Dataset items

# # # # #

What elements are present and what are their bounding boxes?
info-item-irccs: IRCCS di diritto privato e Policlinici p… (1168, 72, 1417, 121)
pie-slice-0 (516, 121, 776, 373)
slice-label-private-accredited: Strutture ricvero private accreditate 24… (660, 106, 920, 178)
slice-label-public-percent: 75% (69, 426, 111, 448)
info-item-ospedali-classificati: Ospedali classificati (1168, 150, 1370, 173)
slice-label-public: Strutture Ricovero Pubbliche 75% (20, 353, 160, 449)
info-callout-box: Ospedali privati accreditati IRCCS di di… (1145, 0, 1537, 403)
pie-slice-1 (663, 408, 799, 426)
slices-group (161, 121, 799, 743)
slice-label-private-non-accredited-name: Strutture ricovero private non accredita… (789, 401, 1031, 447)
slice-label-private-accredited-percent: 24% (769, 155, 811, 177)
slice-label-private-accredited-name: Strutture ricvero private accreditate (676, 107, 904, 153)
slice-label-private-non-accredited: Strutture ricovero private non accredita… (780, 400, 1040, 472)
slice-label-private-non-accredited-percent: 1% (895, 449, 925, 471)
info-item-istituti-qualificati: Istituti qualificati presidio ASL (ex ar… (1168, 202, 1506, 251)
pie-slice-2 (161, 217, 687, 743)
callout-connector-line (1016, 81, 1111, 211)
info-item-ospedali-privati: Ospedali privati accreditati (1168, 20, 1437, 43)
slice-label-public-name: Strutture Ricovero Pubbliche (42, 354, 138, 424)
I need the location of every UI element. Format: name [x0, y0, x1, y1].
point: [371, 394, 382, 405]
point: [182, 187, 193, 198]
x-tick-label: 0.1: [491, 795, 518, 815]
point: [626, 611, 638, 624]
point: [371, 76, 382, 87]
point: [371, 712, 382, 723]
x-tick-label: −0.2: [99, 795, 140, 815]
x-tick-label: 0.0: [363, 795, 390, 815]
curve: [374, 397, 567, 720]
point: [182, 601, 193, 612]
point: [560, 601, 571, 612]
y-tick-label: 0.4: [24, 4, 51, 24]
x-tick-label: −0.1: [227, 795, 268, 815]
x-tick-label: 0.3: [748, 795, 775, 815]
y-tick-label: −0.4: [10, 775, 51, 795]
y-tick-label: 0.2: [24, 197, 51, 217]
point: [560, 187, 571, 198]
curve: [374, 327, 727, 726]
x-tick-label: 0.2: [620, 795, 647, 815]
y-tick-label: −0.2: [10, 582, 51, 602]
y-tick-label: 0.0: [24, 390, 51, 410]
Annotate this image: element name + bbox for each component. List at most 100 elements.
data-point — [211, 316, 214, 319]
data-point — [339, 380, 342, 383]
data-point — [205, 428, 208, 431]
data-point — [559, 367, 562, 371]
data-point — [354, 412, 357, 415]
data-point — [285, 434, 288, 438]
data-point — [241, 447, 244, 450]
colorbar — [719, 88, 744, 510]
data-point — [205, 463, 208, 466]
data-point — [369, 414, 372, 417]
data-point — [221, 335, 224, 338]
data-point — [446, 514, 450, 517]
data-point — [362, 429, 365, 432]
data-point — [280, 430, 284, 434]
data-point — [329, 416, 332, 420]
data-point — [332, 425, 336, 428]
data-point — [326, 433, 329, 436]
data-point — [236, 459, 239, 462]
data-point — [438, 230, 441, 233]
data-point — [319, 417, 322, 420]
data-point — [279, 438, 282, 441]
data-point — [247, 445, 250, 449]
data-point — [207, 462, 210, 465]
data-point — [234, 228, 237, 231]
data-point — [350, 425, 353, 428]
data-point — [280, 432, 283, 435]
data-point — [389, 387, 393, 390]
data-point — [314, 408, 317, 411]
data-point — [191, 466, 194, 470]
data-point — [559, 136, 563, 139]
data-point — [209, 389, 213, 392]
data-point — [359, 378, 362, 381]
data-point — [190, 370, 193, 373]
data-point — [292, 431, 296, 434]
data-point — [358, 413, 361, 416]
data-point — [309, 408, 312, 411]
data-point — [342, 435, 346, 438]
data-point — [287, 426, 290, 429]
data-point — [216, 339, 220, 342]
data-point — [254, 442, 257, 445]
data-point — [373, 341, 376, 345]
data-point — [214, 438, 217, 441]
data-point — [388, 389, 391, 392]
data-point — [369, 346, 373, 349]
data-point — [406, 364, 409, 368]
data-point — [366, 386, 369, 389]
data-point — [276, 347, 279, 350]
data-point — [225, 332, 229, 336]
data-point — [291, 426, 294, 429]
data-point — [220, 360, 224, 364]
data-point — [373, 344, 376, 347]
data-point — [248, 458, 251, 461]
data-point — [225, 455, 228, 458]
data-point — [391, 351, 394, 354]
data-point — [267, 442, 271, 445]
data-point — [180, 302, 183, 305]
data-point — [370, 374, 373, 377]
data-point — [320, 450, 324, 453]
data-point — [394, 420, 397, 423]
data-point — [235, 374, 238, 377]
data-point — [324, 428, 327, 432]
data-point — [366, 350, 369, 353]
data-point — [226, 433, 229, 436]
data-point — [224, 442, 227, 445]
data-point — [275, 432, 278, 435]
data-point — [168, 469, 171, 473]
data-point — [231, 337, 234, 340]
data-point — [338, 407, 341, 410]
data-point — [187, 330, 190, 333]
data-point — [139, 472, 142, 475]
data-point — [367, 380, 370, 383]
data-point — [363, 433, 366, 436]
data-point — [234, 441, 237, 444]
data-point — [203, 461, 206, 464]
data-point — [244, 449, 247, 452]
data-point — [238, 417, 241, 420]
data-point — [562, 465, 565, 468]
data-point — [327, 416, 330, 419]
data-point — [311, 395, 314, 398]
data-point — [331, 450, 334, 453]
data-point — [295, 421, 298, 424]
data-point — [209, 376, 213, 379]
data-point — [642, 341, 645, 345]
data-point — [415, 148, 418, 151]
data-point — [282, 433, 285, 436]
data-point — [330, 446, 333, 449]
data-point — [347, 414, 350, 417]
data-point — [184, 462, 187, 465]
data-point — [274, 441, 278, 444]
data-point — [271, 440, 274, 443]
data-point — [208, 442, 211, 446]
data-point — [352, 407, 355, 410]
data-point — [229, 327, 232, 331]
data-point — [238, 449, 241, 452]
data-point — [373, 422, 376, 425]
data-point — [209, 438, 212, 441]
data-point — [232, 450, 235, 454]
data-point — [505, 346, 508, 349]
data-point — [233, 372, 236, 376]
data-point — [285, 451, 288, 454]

# # # # #

▶ _YOUR OBJECTIVE_
Copy the listing word for word from its first line down to and including the line that contains "slice-label-public: Strutture Ricovero".

▶ _WRITTEN ANSWER_
What elements are present and what are their bounding boxes?
info-item-irccs: IRCCS di diritto privato e Policlinici p… (1168, 72, 1417, 121)
pie-slice-0 (516, 121, 776, 373)
slice-label-private-accredited: Strutture ricvero private accreditate 24… (660, 106, 920, 178)
slice-label-public-percent: 75% (69, 426, 111, 448)
info-item-ospedali-classificati: Ospedali classificati (1168, 150, 1370, 173)
slice-label-public: Strutture Ricovero Pubbliche 75% (20, 353, 160, 449)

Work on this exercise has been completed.